Where a line in the listing below contains the word "ylabel", copy that line.
════════════════════
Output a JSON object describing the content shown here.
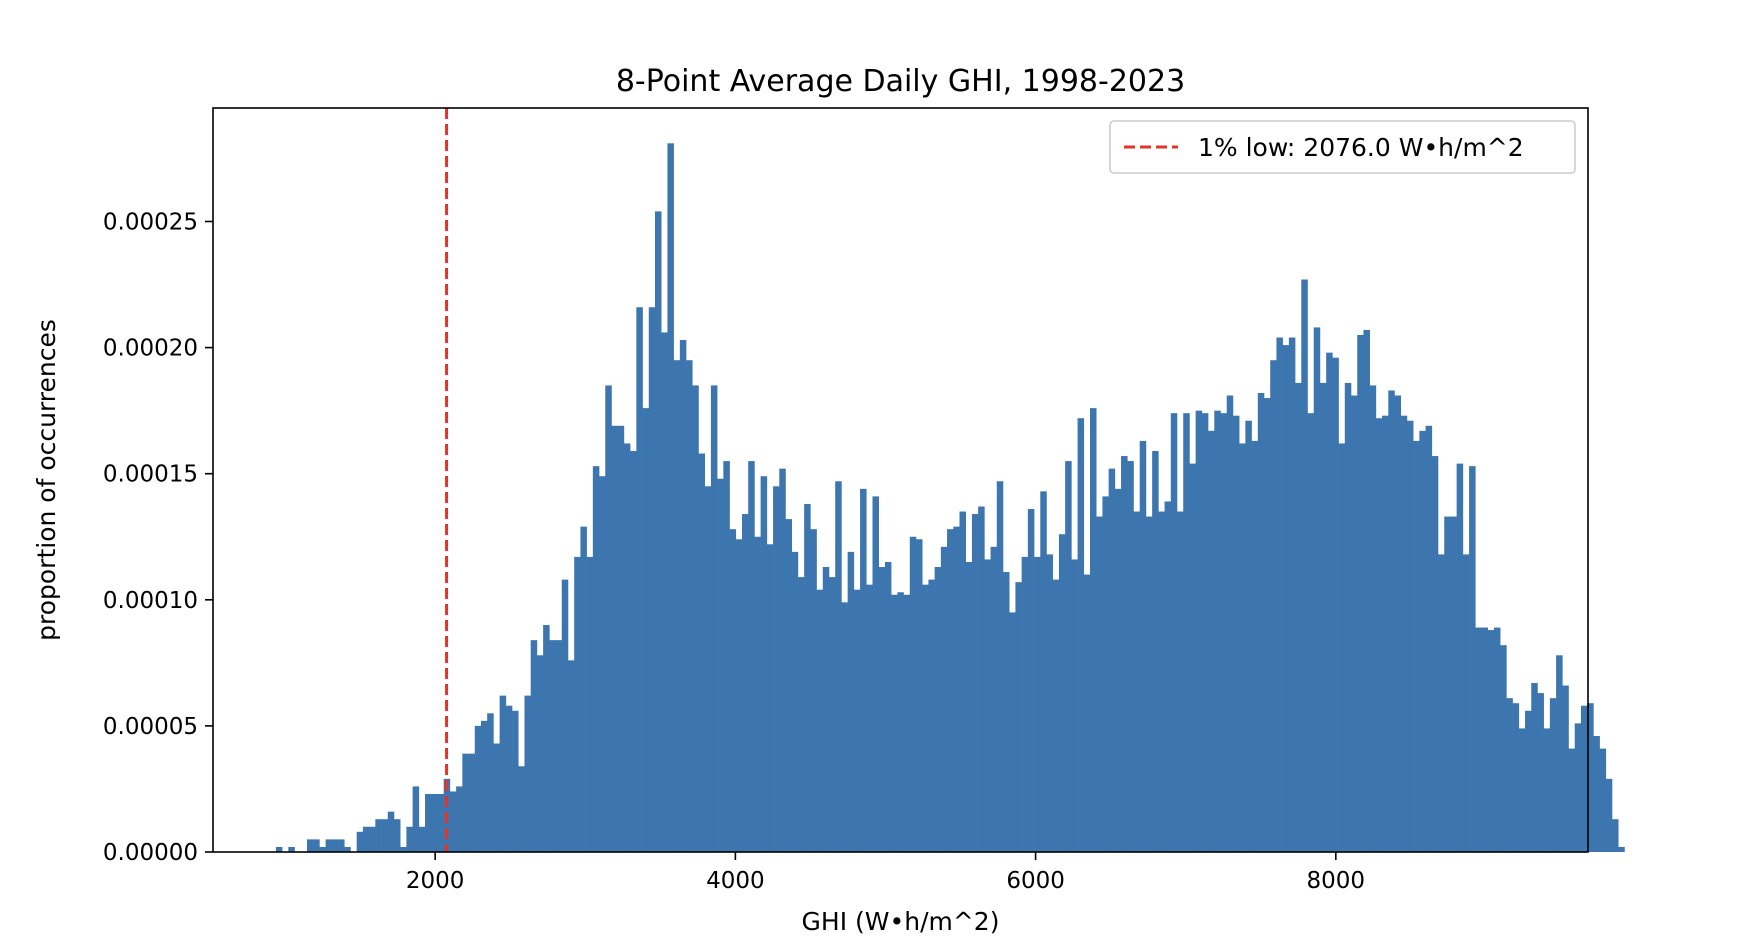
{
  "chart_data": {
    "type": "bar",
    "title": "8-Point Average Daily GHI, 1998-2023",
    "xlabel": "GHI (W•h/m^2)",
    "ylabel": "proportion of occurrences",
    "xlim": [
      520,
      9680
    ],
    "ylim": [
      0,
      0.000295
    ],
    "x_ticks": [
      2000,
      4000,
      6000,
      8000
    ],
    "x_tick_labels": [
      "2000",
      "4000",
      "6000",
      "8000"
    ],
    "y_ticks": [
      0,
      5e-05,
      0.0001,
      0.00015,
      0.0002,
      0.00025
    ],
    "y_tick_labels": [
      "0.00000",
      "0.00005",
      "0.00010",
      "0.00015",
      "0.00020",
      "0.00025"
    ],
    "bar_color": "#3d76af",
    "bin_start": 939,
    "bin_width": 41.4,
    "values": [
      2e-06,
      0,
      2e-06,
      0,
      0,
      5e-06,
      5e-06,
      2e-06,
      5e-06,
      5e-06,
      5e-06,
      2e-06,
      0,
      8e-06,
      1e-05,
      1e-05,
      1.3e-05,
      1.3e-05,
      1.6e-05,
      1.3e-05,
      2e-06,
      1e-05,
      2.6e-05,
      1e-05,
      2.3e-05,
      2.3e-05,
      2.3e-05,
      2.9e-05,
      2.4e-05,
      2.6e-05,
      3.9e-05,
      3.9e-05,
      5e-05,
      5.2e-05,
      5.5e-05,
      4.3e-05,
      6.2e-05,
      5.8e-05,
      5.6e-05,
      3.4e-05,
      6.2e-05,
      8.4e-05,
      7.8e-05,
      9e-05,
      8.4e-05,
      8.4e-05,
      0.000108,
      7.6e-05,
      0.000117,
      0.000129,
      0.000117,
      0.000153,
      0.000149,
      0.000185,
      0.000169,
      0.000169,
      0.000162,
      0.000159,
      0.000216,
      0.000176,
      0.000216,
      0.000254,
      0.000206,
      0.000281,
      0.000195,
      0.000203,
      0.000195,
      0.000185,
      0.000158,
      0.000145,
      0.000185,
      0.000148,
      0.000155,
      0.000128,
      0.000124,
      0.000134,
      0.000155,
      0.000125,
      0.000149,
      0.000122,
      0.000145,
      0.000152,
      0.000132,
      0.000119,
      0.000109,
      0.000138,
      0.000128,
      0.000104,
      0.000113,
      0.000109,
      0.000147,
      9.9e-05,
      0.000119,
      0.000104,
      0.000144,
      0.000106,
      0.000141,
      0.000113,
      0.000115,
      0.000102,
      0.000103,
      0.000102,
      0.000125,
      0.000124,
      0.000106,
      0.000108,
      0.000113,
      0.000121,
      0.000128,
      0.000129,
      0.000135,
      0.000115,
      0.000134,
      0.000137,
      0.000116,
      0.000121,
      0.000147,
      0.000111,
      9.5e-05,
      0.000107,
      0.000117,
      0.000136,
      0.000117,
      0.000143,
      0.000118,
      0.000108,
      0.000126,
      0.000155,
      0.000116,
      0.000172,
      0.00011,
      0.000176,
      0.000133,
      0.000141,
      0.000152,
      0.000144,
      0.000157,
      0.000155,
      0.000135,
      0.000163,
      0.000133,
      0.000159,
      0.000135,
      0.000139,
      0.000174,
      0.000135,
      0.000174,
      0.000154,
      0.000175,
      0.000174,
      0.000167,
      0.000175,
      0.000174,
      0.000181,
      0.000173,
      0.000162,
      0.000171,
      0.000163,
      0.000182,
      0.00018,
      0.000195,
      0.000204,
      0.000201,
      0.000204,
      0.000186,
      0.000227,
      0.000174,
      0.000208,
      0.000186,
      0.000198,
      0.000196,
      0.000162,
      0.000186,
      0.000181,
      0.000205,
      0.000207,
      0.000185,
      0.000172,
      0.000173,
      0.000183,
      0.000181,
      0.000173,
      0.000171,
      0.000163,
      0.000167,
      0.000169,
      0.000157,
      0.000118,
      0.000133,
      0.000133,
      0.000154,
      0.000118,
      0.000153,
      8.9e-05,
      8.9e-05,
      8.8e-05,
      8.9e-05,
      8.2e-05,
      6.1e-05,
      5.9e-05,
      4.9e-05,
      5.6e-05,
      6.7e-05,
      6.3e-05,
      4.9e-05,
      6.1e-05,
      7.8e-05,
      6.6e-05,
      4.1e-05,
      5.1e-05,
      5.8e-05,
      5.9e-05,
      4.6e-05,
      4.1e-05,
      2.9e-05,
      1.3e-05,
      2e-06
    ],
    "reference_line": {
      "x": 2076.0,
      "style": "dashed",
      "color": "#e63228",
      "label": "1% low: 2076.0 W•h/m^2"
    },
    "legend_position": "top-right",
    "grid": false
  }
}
════════════════════
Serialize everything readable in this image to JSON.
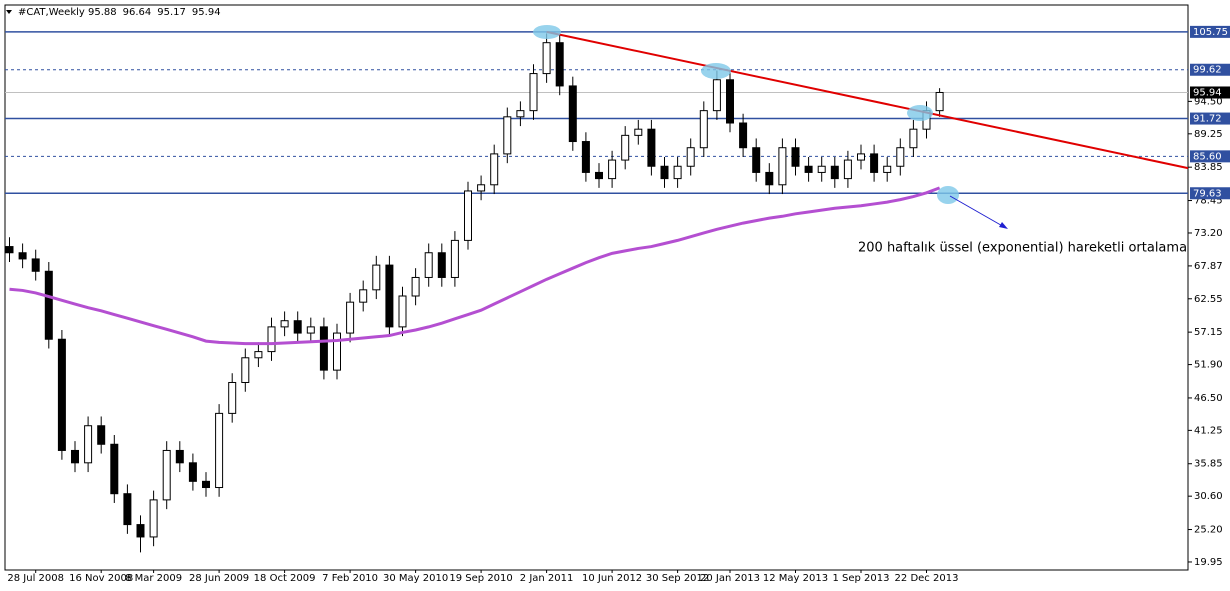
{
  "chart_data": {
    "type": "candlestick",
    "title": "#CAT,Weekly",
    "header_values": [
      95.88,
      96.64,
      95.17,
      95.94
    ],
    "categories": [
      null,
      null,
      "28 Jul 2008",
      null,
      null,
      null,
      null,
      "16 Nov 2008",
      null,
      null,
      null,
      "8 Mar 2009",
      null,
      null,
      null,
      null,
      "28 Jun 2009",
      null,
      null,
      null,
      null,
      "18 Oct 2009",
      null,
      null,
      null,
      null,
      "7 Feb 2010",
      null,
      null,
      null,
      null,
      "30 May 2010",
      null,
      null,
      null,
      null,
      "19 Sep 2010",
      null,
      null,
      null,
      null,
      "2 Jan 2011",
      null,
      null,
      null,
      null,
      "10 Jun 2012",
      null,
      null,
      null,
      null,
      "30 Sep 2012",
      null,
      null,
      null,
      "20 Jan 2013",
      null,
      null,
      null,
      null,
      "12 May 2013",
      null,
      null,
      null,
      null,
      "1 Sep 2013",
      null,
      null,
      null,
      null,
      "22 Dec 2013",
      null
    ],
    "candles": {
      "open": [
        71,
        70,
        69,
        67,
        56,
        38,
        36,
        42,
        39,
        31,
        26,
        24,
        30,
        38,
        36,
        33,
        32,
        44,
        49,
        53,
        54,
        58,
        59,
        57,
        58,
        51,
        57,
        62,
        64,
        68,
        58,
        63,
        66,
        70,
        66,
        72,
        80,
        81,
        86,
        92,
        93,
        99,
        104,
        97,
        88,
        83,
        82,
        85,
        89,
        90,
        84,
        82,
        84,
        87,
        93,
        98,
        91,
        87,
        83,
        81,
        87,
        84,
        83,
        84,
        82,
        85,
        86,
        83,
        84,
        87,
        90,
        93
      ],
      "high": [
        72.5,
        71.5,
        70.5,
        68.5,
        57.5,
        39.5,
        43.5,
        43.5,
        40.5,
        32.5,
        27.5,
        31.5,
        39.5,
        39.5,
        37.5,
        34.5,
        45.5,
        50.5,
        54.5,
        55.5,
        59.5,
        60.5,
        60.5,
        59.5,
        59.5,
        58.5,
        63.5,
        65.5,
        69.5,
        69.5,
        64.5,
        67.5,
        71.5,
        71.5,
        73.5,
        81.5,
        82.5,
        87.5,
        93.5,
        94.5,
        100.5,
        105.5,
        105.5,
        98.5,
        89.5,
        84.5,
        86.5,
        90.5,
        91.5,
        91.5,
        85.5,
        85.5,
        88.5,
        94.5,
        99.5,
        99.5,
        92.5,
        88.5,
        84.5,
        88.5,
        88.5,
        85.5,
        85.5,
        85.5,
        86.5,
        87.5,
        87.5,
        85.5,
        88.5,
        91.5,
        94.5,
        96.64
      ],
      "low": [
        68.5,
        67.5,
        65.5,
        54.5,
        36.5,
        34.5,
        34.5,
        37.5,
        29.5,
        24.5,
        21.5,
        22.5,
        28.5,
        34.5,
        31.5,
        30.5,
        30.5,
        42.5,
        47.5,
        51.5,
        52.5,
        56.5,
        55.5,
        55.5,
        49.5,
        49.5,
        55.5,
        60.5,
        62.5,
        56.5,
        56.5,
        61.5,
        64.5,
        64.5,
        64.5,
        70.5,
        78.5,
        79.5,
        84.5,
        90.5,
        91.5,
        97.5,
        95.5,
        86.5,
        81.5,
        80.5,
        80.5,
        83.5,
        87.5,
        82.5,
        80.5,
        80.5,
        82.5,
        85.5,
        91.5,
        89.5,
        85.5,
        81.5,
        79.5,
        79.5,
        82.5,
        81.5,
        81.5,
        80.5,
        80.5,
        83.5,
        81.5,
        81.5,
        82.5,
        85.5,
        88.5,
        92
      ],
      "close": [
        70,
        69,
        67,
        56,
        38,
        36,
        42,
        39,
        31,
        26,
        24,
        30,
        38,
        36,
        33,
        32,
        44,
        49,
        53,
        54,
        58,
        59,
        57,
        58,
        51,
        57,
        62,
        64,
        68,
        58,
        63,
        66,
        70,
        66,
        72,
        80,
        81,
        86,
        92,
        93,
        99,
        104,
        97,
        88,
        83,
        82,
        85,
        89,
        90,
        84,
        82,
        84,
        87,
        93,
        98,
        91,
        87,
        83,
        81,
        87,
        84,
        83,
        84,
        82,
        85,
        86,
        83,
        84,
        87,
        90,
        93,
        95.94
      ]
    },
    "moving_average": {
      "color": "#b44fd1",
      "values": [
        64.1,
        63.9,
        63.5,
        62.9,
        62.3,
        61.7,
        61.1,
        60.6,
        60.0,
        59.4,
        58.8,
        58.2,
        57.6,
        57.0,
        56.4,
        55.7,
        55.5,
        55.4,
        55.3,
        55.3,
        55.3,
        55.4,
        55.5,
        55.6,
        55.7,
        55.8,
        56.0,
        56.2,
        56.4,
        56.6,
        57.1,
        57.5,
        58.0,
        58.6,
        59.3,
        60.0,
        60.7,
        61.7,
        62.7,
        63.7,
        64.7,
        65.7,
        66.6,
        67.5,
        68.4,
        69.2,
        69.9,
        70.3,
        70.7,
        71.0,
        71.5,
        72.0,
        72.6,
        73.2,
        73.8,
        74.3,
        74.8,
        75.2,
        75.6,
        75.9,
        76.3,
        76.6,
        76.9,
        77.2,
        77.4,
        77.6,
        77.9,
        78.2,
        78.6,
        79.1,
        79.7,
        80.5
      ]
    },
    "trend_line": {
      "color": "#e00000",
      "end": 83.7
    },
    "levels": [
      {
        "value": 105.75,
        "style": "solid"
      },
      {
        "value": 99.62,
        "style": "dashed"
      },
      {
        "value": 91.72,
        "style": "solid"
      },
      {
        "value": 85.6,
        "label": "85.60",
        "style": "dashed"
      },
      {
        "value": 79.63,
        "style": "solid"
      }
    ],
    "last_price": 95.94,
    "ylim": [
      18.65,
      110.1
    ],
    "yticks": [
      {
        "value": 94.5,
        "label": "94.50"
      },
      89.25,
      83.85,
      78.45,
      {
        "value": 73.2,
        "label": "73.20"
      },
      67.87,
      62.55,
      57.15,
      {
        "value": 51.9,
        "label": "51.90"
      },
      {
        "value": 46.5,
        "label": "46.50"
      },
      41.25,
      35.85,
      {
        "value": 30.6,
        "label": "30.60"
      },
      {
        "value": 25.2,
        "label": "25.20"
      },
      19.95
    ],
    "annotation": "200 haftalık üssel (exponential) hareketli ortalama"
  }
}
════════════════════
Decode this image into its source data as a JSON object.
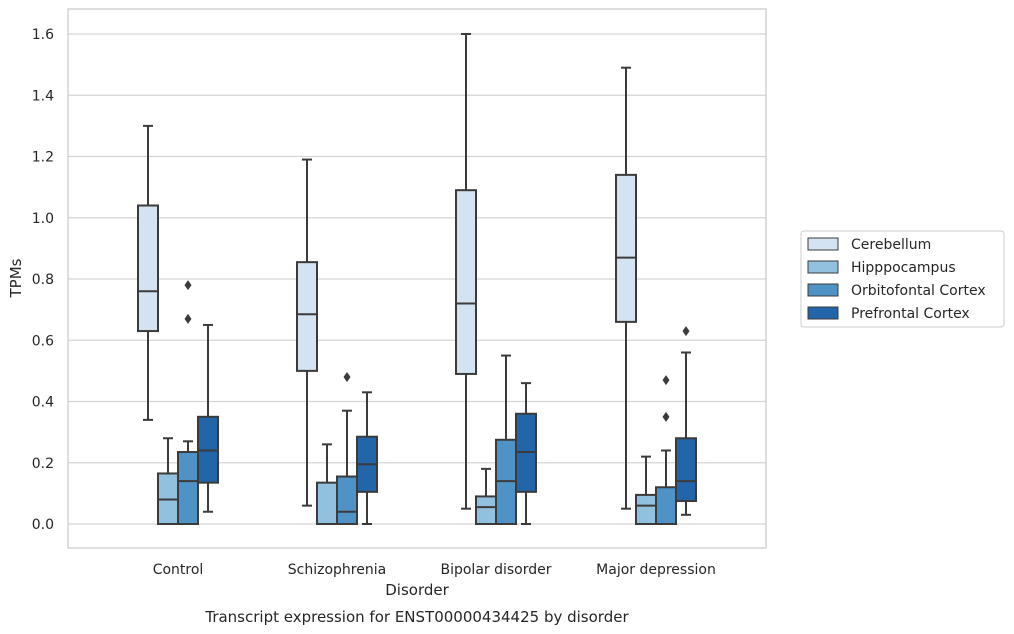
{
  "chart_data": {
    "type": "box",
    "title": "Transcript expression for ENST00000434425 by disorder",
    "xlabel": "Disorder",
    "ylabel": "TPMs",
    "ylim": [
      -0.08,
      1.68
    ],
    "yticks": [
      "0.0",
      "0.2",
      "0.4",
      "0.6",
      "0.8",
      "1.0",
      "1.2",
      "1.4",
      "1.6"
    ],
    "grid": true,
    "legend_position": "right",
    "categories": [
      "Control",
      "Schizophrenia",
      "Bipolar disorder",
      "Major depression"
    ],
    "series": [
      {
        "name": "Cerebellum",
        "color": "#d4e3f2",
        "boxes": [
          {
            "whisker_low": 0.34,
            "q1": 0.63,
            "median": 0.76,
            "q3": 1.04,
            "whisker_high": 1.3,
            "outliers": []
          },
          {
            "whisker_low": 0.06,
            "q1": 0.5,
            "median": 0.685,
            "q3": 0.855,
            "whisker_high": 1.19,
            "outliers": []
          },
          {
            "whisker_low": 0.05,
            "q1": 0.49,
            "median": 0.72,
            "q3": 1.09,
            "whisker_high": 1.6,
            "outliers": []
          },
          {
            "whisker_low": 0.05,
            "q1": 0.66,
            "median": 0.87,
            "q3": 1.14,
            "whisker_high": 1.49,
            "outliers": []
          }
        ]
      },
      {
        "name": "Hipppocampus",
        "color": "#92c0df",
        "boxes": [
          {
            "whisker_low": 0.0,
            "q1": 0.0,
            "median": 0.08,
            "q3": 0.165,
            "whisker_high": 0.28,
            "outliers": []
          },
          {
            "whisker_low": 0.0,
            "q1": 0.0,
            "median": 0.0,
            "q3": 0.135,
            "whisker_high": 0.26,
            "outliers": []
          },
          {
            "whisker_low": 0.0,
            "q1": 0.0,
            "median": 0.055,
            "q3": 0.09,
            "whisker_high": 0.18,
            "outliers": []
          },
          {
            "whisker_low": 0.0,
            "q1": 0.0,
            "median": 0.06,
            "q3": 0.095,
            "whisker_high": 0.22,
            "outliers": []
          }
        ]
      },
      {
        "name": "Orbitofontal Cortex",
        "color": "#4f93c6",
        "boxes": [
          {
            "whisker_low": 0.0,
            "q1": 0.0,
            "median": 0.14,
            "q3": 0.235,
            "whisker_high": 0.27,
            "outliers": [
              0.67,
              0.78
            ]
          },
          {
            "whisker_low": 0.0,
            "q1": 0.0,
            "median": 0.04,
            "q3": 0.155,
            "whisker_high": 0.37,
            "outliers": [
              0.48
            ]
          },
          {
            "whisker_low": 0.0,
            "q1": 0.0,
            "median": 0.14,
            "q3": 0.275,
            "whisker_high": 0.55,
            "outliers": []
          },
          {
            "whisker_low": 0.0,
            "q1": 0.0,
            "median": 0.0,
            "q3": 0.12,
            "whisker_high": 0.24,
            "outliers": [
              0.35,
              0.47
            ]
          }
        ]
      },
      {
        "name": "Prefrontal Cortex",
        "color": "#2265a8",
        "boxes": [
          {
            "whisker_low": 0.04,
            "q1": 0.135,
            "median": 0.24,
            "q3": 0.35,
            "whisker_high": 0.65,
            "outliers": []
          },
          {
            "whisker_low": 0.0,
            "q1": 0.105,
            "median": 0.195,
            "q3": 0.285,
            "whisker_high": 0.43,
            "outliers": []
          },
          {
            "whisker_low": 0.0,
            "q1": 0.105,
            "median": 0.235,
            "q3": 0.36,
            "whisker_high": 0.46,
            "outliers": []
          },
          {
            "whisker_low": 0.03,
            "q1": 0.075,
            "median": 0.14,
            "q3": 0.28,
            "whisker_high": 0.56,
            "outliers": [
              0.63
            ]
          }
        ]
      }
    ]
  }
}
════════════════════
Full response:
    "ylabel": "proportion of occurrences",
    "ylabel": "TPMs",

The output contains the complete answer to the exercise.